(Description of the task)
From the beginning of the material through the line that contains "114, 388, 132]", change "Circle" to "Ellipse" and reproduce those lines with nothing else altered.

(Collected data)
================================
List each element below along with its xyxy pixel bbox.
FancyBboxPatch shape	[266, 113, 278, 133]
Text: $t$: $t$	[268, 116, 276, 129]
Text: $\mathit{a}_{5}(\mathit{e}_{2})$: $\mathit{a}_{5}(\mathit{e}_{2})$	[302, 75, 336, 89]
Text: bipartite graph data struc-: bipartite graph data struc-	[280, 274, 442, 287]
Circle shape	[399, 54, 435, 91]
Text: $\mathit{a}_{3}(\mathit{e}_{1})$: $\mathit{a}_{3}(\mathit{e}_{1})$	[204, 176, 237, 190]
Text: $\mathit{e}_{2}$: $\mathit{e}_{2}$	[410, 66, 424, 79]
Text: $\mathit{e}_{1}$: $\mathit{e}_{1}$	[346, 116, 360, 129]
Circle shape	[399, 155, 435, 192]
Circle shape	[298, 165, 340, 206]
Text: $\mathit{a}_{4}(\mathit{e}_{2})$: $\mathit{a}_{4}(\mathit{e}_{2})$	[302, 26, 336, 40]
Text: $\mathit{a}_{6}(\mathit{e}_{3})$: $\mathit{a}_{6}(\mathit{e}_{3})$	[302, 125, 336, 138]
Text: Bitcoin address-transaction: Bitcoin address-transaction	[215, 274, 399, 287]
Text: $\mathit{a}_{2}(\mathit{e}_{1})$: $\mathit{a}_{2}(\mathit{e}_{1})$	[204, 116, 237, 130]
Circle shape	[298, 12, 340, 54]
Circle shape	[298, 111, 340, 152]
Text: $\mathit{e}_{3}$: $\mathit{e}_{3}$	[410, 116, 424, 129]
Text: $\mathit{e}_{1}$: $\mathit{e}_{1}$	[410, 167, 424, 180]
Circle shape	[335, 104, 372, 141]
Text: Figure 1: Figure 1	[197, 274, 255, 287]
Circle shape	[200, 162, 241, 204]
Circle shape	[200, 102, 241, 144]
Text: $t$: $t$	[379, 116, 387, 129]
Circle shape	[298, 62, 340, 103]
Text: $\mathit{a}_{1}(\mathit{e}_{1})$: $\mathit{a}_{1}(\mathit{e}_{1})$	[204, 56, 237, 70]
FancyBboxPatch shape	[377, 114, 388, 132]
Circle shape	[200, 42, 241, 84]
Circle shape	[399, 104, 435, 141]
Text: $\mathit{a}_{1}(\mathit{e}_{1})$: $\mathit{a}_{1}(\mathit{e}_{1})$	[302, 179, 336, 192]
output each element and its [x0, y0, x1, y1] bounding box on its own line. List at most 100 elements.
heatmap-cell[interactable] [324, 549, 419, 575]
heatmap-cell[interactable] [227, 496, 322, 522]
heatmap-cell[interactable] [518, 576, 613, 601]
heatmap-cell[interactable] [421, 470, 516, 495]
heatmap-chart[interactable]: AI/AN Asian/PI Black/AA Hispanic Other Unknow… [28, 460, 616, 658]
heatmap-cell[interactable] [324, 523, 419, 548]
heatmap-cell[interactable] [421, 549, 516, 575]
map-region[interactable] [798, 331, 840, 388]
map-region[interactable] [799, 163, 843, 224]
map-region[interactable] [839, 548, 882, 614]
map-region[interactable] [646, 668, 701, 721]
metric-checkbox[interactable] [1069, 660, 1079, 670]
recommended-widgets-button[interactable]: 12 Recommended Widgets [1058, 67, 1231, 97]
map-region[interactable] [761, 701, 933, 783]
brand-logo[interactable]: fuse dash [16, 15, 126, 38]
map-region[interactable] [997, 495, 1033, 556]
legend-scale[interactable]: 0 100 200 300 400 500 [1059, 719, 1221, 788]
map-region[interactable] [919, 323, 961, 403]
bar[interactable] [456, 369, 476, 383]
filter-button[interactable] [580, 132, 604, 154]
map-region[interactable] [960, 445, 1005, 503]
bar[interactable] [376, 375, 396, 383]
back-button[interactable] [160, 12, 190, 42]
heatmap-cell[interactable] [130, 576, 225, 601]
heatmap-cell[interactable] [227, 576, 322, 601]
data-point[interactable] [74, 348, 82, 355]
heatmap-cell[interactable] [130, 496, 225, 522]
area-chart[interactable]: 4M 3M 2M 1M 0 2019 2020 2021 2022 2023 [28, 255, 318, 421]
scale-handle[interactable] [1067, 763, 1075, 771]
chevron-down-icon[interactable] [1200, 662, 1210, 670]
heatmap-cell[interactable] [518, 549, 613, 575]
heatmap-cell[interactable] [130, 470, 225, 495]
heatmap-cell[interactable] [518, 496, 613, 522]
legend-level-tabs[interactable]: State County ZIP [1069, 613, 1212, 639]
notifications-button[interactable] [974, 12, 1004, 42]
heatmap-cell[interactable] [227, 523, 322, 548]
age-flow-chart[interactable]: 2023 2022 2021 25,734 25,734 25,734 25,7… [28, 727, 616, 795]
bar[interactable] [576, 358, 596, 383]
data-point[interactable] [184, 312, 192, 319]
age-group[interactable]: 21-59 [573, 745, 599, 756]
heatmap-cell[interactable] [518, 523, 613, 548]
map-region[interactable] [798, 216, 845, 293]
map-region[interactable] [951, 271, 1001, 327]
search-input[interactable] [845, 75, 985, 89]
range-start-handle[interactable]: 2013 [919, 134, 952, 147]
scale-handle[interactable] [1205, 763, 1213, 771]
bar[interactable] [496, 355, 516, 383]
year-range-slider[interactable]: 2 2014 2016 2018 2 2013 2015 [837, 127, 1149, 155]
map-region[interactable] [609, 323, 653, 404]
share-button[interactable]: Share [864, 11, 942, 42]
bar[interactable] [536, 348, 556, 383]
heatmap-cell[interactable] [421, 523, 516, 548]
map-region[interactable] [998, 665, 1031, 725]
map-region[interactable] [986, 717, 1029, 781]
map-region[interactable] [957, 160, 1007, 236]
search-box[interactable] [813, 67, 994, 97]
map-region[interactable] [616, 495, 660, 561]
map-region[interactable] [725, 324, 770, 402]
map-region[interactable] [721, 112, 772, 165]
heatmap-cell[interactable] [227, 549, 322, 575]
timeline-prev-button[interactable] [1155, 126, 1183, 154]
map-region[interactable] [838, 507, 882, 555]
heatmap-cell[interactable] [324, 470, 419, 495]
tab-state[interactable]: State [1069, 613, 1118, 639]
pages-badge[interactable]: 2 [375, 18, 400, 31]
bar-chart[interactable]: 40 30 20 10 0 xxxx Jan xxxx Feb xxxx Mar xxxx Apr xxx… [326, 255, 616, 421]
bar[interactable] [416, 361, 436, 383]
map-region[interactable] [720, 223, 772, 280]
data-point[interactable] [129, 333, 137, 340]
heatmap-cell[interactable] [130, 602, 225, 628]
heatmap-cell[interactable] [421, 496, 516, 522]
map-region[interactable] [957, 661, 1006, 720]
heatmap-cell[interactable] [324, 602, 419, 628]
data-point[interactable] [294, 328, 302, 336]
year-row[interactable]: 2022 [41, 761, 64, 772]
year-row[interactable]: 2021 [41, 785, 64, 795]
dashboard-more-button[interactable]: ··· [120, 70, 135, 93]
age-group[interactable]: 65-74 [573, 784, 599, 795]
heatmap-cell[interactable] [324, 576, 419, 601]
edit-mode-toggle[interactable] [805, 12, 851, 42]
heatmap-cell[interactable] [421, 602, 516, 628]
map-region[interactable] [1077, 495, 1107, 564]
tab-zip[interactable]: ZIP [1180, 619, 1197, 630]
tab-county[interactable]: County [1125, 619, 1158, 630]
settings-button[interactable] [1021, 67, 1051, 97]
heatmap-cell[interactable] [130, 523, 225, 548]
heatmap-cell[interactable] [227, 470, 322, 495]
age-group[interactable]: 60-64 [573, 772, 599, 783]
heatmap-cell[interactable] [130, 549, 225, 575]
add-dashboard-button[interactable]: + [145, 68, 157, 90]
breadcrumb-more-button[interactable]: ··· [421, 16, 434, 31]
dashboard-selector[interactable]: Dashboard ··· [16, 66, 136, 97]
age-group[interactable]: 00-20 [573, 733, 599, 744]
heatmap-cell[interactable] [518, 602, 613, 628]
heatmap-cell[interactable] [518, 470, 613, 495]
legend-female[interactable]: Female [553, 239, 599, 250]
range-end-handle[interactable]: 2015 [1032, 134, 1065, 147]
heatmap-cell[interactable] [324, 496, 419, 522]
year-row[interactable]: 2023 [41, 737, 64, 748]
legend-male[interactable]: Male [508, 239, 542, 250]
================================
(The response)
List each element below along with its xyxy pixel bbox.
FancyBboxPatch shape	[266, 113, 278, 133]
Text: $t$: $t$	[268, 116, 276, 129]
Text: $\mathit{a}_{5}(\mathit{e}_{2})$: $\mathit{a}_{5}(\mathit{e}_{2})$	[302, 75, 336, 89]
Text: bipartite graph data struc-: bipartite graph data struc-	[280, 274, 442, 287]
Ellipse shape	[399, 54, 435, 91]
Text: $\mathit{a}_{3}(\mathit{e}_{1})$: $\mathit{a}_{3}(\mathit{e}_{1})$	[204, 176, 237, 190]
Text: $\mathit{e}_{2}$: $\mathit{e}_{2}$	[410, 66, 424, 79]
Text: $\mathit{e}_{1}$: $\mathit{e}_{1}$	[346, 116, 360, 129]
Ellipse shape	[399, 155, 435, 192]
Ellipse shape	[298, 165, 340, 206]
Text: $\mathit{a}_{4}(\mathit{e}_{2})$: $\mathit{a}_{4}(\mathit{e}_{2})$	[302, 26, 336, 40]
Text: $\mathit{a}_{6}(\mathit{e}_{3})$: $\mathit{a}_{6}(\mathit{e}_{3})$	[302, 125, 336, 138]
Text: Bitcoin address-transaction: Bitcoin address-transaction	[215, 274, 399, 287]
Text: $\mathit{a}_{2}(\mathit{e}_{1})$: $\mathit{a}_{2}(\mathit{e}_{1})$	[204, 116, 237, 130]
Ellipse shape	[298, 12, 340, 54]
Ellipse shape	[298, 111, 340, 152]
Text: $\mathit{e}_{3}$: $\mathit{e}_{3}$	[410, 116, 424, 129]
Text: $\mathit{e}_{1}$: $\mathit{e}_{1}$	[410, 167, 424, 180]
Ellipse shape	[335, 104, 372, 141]
Text: Figure 1: Figure 1	[197, 274, 255, 287]
Ellipse shape	[200, 162, 241, 204]
Ellipse shape	[200, 102, 241, 144]
Text: $t$: $t$	[379, 116, 387, 129]
Ellipse shape	[298, 62, 340, 103]
Text: $\mathit{a}_{1}(\mathit{e}_{1})$: $\mathit{a}_{1}(\mathit{e}_{1})$	[204, 56, 237, 70]
FancyBboxPatch shape	[377, 114, 388, 132]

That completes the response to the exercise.